Recorded data
::::::
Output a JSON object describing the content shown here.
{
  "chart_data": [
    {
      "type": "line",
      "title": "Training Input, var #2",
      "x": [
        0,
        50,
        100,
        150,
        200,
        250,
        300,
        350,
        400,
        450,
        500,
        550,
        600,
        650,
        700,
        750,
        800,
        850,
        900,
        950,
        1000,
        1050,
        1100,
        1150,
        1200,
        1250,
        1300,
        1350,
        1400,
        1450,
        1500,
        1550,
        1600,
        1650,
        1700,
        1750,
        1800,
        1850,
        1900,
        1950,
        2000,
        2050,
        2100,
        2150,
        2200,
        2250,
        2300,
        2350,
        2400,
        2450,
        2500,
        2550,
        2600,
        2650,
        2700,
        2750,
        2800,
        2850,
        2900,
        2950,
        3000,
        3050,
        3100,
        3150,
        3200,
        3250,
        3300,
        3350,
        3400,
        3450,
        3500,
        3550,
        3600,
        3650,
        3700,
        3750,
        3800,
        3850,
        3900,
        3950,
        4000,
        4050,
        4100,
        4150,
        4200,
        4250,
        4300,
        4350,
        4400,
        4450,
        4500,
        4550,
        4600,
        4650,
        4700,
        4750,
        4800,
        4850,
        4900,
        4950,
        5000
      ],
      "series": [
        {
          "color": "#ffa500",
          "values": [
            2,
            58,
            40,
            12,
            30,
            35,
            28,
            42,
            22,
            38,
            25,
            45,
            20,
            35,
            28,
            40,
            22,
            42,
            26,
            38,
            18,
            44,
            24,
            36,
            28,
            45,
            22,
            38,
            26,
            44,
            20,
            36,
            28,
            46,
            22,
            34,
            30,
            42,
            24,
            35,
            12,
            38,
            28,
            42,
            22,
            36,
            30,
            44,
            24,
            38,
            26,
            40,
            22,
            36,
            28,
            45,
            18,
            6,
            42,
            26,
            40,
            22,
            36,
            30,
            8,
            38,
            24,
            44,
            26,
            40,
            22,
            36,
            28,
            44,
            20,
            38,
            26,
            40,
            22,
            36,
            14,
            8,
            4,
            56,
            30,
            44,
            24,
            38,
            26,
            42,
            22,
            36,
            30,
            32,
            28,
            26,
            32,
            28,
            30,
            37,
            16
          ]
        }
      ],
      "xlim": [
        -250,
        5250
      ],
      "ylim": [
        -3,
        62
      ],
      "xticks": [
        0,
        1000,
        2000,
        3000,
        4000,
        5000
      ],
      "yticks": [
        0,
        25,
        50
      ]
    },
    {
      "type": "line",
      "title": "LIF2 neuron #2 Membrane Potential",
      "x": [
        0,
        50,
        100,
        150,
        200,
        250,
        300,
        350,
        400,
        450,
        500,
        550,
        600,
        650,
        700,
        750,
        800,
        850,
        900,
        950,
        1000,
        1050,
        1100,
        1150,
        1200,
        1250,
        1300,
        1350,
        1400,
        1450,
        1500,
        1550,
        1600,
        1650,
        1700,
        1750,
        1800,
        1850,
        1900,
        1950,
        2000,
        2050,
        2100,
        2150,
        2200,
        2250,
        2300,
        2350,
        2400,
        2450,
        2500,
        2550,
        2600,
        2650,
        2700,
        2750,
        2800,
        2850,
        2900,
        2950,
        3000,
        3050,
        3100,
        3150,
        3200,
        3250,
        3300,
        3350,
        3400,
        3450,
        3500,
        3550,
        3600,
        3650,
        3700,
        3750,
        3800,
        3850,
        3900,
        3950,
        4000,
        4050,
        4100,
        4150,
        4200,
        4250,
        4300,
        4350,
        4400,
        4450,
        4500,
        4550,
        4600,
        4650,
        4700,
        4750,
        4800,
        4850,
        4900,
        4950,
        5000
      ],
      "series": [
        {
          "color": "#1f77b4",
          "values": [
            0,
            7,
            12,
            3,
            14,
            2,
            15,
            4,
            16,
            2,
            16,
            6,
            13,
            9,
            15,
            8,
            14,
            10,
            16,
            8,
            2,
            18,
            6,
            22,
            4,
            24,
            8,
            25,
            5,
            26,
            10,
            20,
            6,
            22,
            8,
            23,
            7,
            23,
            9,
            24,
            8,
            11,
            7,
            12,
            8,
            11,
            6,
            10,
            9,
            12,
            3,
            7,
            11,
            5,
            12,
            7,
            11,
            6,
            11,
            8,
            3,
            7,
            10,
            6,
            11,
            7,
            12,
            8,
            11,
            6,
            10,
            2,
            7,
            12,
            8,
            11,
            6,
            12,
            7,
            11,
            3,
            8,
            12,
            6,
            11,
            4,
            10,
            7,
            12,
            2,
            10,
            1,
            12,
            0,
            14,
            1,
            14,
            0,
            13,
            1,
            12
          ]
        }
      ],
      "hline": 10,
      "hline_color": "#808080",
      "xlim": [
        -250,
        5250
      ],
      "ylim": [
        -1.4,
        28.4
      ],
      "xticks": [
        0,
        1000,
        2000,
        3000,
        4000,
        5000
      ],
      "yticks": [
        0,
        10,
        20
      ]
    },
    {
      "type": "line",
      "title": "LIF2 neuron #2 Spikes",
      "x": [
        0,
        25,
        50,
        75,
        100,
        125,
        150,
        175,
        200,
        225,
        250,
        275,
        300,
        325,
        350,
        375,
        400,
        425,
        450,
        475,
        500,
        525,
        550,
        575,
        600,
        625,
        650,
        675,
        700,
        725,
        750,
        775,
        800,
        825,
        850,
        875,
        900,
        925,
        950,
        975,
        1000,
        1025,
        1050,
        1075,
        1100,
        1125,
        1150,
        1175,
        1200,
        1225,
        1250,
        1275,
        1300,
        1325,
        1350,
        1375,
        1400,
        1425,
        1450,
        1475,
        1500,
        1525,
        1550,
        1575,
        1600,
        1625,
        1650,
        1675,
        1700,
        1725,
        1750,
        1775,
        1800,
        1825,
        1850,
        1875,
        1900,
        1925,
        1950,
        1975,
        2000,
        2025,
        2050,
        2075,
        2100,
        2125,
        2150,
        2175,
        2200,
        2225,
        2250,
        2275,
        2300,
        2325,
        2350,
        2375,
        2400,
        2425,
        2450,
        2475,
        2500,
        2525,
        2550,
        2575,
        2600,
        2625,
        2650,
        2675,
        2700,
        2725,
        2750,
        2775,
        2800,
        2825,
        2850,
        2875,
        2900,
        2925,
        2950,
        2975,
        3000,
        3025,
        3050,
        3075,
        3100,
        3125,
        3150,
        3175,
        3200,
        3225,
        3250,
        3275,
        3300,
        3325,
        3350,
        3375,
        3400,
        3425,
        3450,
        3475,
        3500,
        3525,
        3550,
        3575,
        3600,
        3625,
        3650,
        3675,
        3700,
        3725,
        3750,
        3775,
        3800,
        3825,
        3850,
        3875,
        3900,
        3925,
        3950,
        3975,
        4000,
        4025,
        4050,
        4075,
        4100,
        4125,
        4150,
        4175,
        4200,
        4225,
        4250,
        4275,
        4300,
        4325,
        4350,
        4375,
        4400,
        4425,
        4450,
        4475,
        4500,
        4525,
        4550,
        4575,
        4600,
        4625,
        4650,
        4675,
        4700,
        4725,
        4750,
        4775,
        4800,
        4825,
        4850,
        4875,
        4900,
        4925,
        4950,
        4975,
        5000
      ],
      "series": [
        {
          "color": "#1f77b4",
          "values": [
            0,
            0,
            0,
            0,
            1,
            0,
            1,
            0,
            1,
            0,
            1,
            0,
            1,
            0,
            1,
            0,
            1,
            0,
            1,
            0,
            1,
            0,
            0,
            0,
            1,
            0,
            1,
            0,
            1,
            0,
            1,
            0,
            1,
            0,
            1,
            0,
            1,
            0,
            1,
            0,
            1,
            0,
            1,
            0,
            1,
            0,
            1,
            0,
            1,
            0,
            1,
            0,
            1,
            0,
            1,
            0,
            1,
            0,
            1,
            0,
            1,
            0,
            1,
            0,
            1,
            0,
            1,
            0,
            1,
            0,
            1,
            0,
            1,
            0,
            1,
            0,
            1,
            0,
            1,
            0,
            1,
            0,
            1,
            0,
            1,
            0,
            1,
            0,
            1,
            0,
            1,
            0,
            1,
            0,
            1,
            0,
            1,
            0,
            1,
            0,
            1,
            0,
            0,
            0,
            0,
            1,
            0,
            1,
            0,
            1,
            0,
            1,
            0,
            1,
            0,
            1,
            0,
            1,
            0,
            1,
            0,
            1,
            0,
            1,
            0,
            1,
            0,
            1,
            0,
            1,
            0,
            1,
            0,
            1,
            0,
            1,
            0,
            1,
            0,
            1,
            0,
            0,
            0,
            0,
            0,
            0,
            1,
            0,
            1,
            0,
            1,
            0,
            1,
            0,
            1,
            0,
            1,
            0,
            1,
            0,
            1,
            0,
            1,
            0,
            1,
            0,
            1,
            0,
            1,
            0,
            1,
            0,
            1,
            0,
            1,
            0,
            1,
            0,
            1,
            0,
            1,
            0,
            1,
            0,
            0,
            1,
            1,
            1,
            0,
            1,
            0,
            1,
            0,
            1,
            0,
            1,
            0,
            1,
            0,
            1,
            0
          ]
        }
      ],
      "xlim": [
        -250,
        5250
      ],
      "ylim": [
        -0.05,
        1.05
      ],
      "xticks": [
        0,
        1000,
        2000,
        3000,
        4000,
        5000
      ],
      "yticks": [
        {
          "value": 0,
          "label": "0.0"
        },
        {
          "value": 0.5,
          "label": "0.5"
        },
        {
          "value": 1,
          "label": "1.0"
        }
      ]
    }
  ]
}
::::::
● **EXERCISE GOAL**
Using the records above, copy each line that contains "neuron".

● **RESULT BELOW**
      "title": "LIF2 neuron #2 Membrane Potential",
      "title": "LIF2 neuron #2 Spikes",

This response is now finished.